Type out the complete listing below word for word, without its pictures.
********************
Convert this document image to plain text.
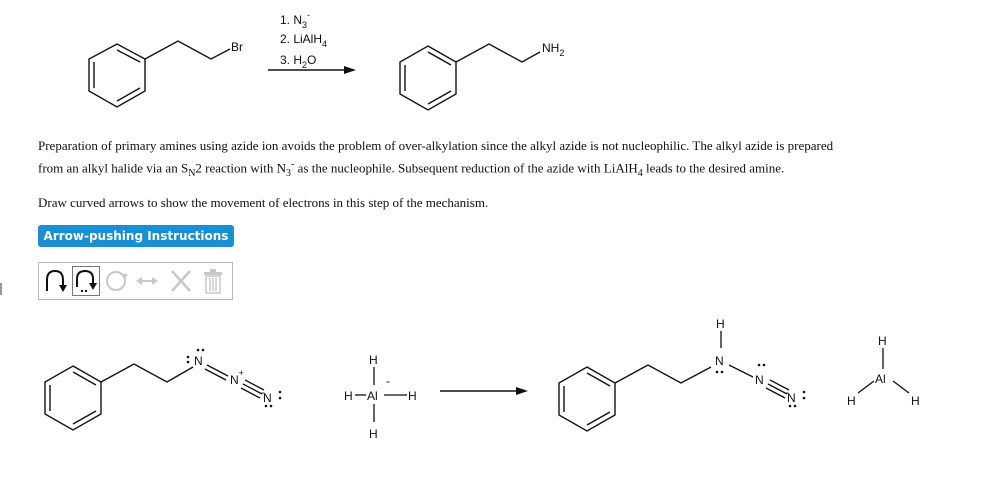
Br
1. $N_3^-$
2. LiAlH$_4$
3. $H_2O$
$NH_2$
Preparation of primary amines using azide ion avoids the problem of over-alkylation since the alkyl azide is not nucleophilic. The alkyl azide is prepared
from an alkyl halide via an $S_N2$ reaction with $N_3^-$ as the nucleophile. Subsequent reduction of the azide with LiAlH$_4$ leads to the desired amine.
Draw curved arrows to show the movement of electrons in this step of the mechanism.
Arrow-pushing Instructions
N
N+
N
-
H
H Al
-
H
H
H
N
N
N
-
H
Al
H	H
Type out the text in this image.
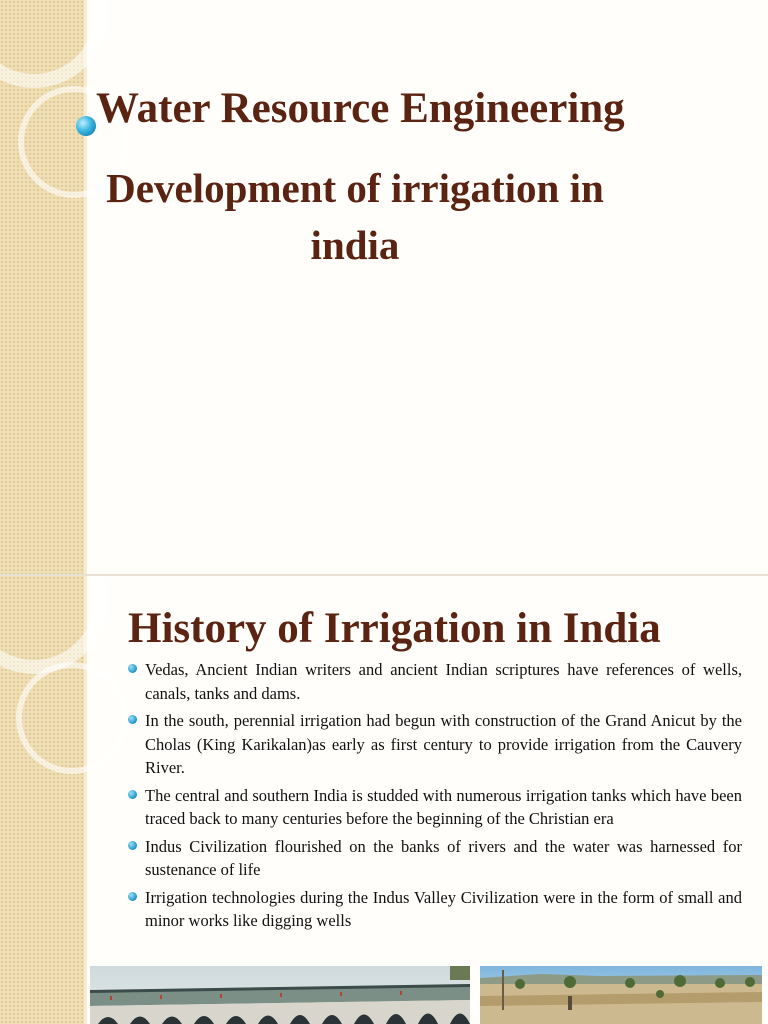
Water Resource Engineering
Development of irrigation in india
History of Irrigation in India
Vedas, Ancient Indian writers and ancient Indian scriptures have references of wells, canals, tanks and dams.
In the south, perennial irrigation had begun with construction of the Grand Anicut by the Cholas (King Karikalan)as early as first century to provide irrigation from the Cauvery River.
The central and southern India is studded with numerous irrigation tanks which have been traced back to many centuries before the beginning of the Christian era
Indus Civilization flourished on the banks of rivers and the water was harnessed for sustenance of life
Irrigation technologies during the Indus Valley Civilization were in the form of small and minor works like digging wells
********************
▶ _FULL OUTPUT_:
Convert this document image to plain text.
Br
1. $N_3^-$
2. LiAlH$_4$
3. $H_2O$
$NH_2$
Preparation of primary amines using azide ion avoids the problem of over-alkylation since the alkyl azide is not nucleophilic. The alkyl azide is prepared
from an alkyl halide via an $S_N2$ reaction with $N_3^-$ as the nucleophile. Subsequent reduction of the azide with LiAlH$_4$ leads to the desired amine.
Draw curved arrows to show the movement of electrons in this step of the mechanism.
Arrow-pushing Instructions
N
N+
N
-
H
H Al
-
H
H
H
N
N
N
-
H
Al
H	H
Type out the text in this image.
Water Resource Engineering
Development of irrigation in india
History of Irrigation in India
Vedas, Ancient Indian writers and ancient Indian scriptures have references of wells, canals, tanks and dams.
In the south, perennial irrigation had begun with construction of the Grand Anicut by the Cholas (King Karikalan)as early as first century to provide irrigation from the Cauvery River.
The central and southern India is studded with numerous irrigation tanks which have been traced back to many centuries before the beginning of the Christian era
Indus Civilization flourished on the banks of rivers and the water was harnessed for sustenance of life
Irrigation technologies during the Indus Valley Civilization were in the form of small and minor works like digging wells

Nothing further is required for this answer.